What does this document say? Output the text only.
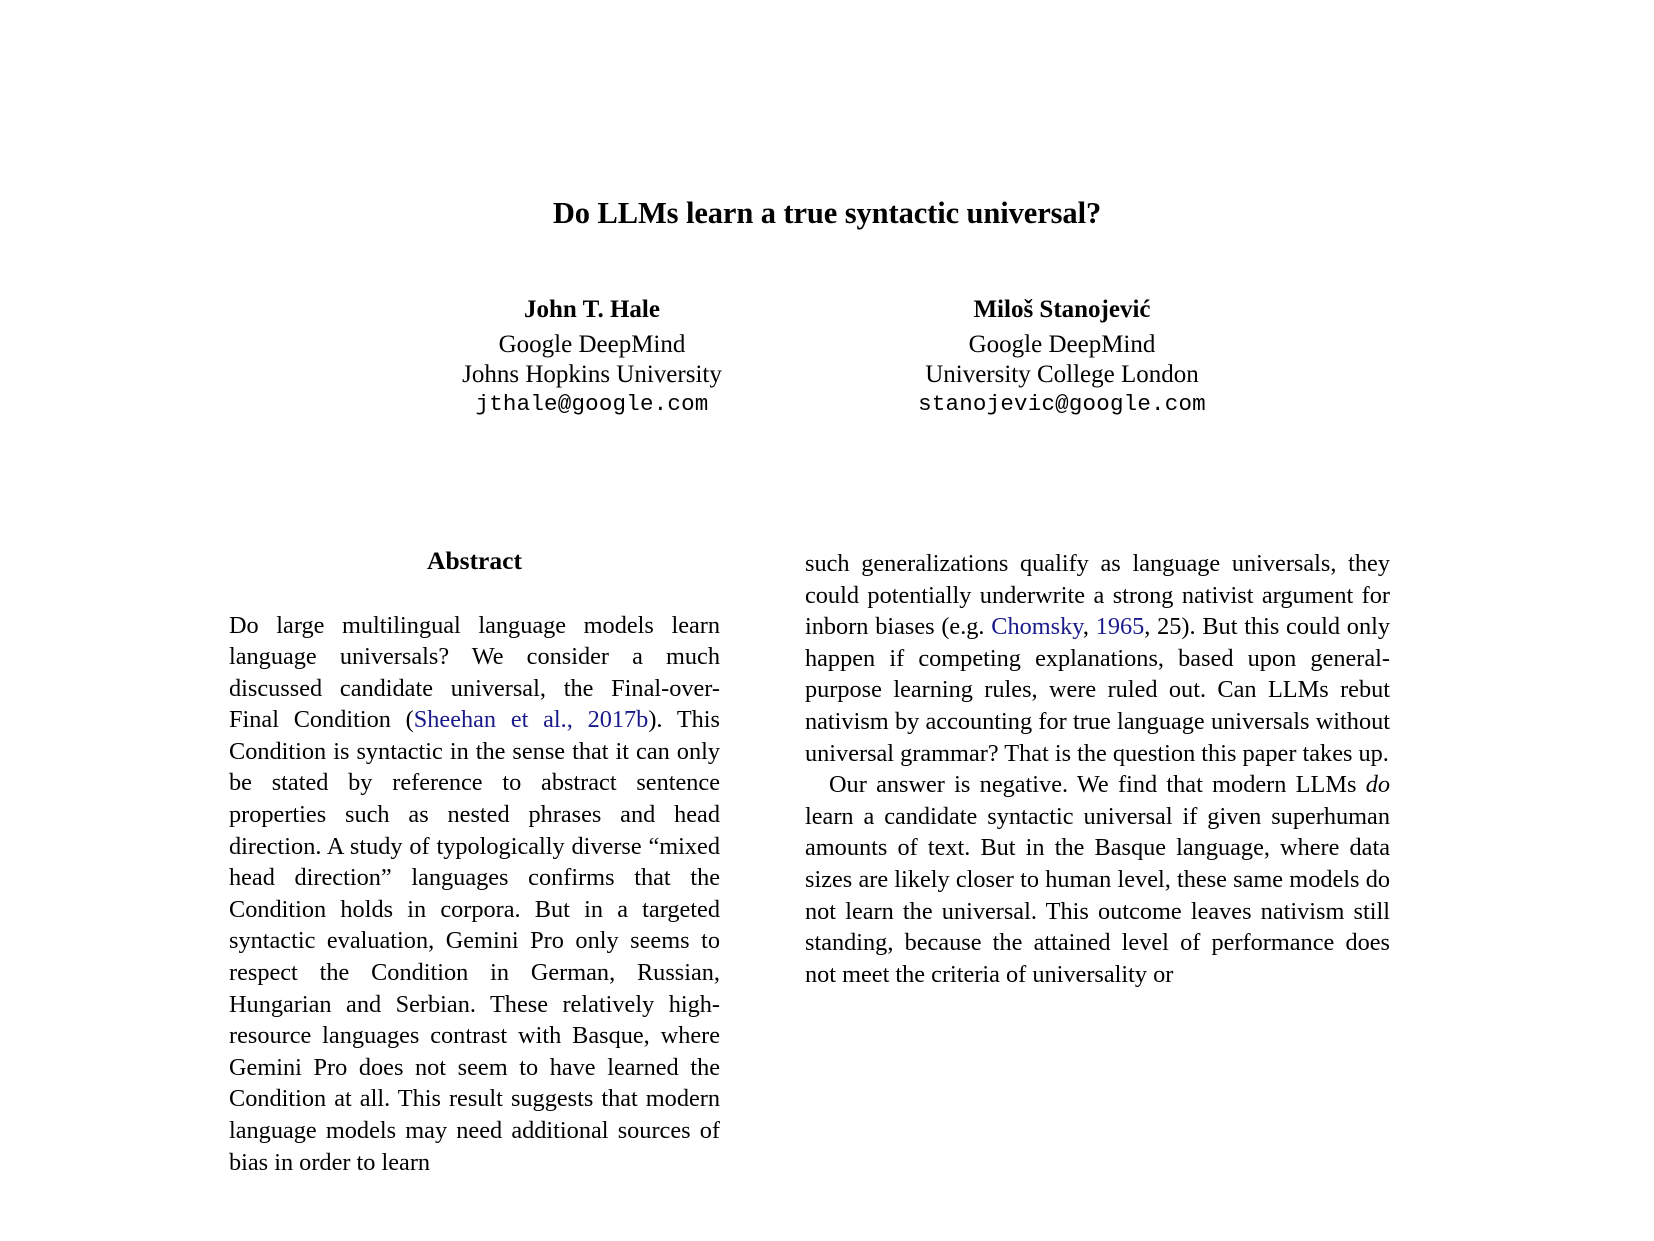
Do LLMs learn a true syntactic universal?
John T. Hale
Google DeepMind
Johns Hopkins University
jthale@google.com
Miloš Stanojević
Google DeepMind
University College London
stanojevic@google.com
Abstract

Do large multilingual language models learn language universals? We consider a much discussed candidate universal, the Final-over-Final Condition (Sheehan et al., 2017b). This Condition is syntactic in the sense that it can only be stated by reference to abstract sentence properties such as nested phrases and head direction. A study of typologically diverse “mixed head direction” languages confirms that the Condition holds in corpora. But in a targeted syntactic evaluation, Gemini Pro only seems to respect the Condition in German, Russian, Hungarian and Serbian. These relatively high-resource languages contrast with Basque, where Gemini Pro does not seem to have learned the Condition at all. This result suggests that modern language models may need additional sources of bias in order to learn

such generalizations qualify as language universals, they could potentially underwrite a strong nativist argument for inborn biases (e.g. Chomsky, 1965, 25). But this could only happen if competing explanations, based upon general-purpose learning rules, were ruled out. Can LLMs rebut nativism by accounting for true language universals without universal grammar? That is the question this paper takes up.

Our answer is negative. We find that modern LLMs do learn a candidate syntactic universal if given superhuman amounts of text. But in the Basque language, where data sizes are likely closer to human level, these same models do not learn the universal. This outcome leaves nativism still standing, because the attained level of performance does not meet the criteria of universality or
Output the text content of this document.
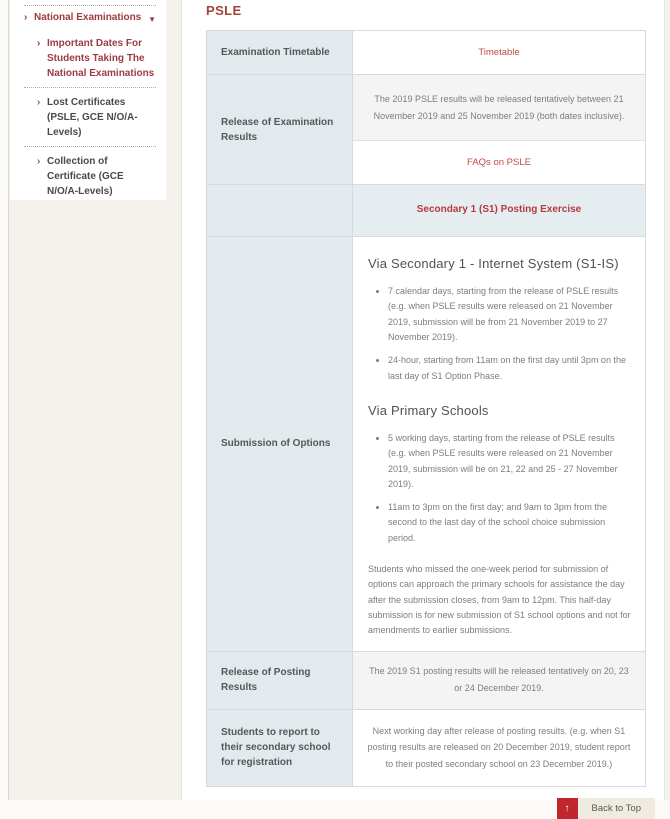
› National Examinations ▼
› Important Dates For Students Taking The National Examinations
› Lost Certificates (PSLE, GCE N/O/A-Levels)
› Collection of Certificate (GCE N/O/A-Levels)
PSLE
Examination Timetable	Timetable
Release of Examination Results

The 2019 PSLE results will be released tentatively between 21 November 2019 and 25 November 2019 (both dates inclusive).

FAQs on PSLE
Secondary 1 (S1) Posting Exercise
Submission of Options
Via Secondary 1 - Internet System (S1-IS)
• 7 calendar days, starting from the release of PSLE results (e.g. when PSLE results were released on 21 November 2019, submission will be from 21 November 2019 to 27 November 2019).
• 24-hour, starting from 11am on the first day until 3pm on the last day of S1 Option Phase.
Via Primary Schools
• 5 working days, starting from the release of PSLE results (e.g. when PSLE results were released on 21 November 2019, submission will be on 21, 22 and 25 - 27 November 2019).
• 11am to 3pm on the first day; and 9am to 3pm from the second to the last day of the school choice submission period.

Students who missed the one-week period for submission of options can approach the primary schools for assistance the day after the submission closes, from 9am to 12pm. This half-day submission is for new submission of S1 school options and not for amendments to earlier submissions.

Release of Posting Results

The 2019 S1 posting results will be released tentatively on 20, 23 or 24 December 2019.

Students to report to their secondary school for registration

Next working day after release of posting results. (e.g. when S1 posting results are released on 20 December 2019, student report to their posted secondary school on 23 December 2019.)

↑	Back to Top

____

For each line in the data above that contains the string "when", extract the line.

ANSWER TO THE PROBLEM
• 7 calendar days, starting from the release of PSLE results (e.g. when PSLE results were released on 21 November 2019, submission will be from 21 November 2019 to 27 November 2019).
• 5 working days, starting from the release of PSLE results (e.g. when PSLE results were released on 21 November 2019, submission will be on 21, 22 and 25 - 27 November 2019).
Next working day after release of posting results. (e.g. when S1 posting results are released on 20 December 2019, student report to their posted secondary school on 23 December 2019.)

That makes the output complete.